Find how many lines hold the word "processing". Give only the number.
__________________________________________________
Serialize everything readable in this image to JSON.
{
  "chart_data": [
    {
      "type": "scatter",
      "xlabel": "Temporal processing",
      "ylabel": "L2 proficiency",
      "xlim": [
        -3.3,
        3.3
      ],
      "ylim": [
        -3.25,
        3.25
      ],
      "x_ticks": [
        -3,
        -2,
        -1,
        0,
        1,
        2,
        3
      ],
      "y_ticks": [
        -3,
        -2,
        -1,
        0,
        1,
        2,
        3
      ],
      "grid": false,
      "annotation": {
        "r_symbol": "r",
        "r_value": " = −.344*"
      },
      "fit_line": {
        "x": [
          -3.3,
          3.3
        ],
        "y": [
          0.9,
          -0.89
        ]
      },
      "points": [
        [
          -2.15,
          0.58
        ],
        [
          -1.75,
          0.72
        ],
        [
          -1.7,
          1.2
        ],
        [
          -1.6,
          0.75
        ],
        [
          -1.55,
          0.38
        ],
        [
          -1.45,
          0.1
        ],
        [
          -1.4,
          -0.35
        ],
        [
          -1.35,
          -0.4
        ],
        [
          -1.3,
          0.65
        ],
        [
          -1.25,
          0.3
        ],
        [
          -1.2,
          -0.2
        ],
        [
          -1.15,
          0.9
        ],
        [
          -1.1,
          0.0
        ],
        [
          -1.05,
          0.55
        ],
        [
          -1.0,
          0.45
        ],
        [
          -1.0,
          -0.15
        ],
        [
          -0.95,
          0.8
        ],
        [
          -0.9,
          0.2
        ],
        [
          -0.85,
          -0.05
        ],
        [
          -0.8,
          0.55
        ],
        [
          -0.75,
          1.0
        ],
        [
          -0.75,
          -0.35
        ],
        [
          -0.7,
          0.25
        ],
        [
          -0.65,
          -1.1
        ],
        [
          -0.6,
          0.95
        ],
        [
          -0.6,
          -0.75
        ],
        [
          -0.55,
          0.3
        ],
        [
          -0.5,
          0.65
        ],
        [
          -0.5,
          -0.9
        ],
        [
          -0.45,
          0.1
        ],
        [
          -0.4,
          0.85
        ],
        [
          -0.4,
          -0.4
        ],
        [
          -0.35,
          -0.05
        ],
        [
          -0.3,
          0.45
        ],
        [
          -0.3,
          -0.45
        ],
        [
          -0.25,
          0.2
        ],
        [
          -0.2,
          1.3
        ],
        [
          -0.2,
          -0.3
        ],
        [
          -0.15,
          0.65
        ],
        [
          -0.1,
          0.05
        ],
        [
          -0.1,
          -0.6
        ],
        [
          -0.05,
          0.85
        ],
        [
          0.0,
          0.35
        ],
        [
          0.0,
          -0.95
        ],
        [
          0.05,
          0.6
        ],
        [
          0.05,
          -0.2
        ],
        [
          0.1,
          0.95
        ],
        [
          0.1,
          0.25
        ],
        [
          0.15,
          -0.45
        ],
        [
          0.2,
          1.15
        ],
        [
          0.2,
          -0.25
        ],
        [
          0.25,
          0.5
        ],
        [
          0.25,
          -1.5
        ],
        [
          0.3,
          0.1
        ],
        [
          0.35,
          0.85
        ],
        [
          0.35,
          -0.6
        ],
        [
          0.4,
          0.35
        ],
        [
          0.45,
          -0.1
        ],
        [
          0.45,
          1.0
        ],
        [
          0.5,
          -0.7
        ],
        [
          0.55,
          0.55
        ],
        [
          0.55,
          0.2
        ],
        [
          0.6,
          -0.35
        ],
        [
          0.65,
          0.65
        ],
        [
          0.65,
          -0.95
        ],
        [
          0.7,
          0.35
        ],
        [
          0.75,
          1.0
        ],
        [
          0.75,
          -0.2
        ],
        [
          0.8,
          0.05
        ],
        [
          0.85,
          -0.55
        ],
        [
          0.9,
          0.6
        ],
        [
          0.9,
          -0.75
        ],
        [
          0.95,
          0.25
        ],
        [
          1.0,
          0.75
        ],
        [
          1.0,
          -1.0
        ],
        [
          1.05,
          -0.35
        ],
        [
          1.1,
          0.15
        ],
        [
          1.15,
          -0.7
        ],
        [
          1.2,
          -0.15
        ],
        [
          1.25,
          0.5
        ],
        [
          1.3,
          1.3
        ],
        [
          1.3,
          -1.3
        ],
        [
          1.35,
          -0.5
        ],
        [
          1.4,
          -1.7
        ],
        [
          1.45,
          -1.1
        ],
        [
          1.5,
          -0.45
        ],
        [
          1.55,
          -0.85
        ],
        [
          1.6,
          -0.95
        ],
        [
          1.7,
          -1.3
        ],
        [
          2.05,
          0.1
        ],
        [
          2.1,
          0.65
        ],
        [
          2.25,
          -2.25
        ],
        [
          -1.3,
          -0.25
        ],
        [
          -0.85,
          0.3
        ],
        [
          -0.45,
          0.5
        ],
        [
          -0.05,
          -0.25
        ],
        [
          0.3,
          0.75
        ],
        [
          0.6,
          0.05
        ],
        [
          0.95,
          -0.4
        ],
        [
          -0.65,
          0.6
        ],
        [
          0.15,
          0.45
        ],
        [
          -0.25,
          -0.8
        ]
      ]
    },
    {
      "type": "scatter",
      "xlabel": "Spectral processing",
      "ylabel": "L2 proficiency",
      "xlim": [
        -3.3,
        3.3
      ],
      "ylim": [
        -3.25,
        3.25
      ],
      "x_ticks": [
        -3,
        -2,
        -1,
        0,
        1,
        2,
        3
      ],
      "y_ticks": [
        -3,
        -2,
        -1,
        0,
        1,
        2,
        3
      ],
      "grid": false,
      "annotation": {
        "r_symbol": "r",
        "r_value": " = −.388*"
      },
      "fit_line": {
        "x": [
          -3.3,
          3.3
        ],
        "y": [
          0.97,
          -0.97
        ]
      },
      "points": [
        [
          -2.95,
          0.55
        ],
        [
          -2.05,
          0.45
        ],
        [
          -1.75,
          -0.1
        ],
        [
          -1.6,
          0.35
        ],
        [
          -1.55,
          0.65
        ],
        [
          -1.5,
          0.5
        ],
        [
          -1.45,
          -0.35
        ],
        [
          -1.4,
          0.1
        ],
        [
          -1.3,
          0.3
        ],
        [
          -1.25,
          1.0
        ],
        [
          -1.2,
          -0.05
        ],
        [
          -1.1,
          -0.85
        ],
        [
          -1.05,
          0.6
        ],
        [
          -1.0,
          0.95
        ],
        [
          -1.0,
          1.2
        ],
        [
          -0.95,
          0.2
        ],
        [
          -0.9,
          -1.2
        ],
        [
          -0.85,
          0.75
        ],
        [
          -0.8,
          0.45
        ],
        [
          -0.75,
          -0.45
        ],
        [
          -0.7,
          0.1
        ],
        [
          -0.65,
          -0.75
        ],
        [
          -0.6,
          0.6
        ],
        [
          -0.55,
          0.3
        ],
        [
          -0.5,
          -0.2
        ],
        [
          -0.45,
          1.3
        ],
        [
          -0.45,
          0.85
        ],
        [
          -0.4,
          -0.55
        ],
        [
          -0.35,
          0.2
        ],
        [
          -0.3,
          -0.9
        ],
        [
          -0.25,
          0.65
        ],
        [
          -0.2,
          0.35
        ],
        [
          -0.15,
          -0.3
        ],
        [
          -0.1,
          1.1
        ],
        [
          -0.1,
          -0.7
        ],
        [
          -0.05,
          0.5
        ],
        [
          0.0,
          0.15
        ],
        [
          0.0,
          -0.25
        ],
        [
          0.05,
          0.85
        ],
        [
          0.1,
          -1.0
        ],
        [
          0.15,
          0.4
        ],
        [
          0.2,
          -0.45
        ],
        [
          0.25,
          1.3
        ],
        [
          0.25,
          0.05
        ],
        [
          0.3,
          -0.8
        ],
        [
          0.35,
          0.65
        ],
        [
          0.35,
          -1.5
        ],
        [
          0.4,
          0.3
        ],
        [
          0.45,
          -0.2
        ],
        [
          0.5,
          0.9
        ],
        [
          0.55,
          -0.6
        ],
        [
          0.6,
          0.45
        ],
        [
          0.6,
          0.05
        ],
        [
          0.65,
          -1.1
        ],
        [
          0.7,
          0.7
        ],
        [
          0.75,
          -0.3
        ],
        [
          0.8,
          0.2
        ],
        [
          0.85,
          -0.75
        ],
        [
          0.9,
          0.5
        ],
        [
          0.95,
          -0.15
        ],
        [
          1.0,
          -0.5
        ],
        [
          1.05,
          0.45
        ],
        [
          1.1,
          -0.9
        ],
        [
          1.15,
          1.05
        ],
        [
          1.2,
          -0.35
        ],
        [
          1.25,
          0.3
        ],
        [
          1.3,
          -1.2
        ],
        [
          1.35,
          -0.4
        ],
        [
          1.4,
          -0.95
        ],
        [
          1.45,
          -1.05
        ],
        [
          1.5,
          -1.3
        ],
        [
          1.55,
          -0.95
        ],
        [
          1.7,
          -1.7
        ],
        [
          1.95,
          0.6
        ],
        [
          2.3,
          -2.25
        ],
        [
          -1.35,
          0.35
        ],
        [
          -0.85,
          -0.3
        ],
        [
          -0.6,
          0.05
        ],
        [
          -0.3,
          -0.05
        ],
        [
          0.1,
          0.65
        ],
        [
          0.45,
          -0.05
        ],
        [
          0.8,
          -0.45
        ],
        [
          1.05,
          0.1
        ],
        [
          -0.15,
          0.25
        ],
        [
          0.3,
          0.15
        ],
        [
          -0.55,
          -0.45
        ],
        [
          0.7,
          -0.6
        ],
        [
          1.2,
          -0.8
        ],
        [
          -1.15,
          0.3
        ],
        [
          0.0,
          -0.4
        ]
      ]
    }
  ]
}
__________________________________________________
Worked solution:
2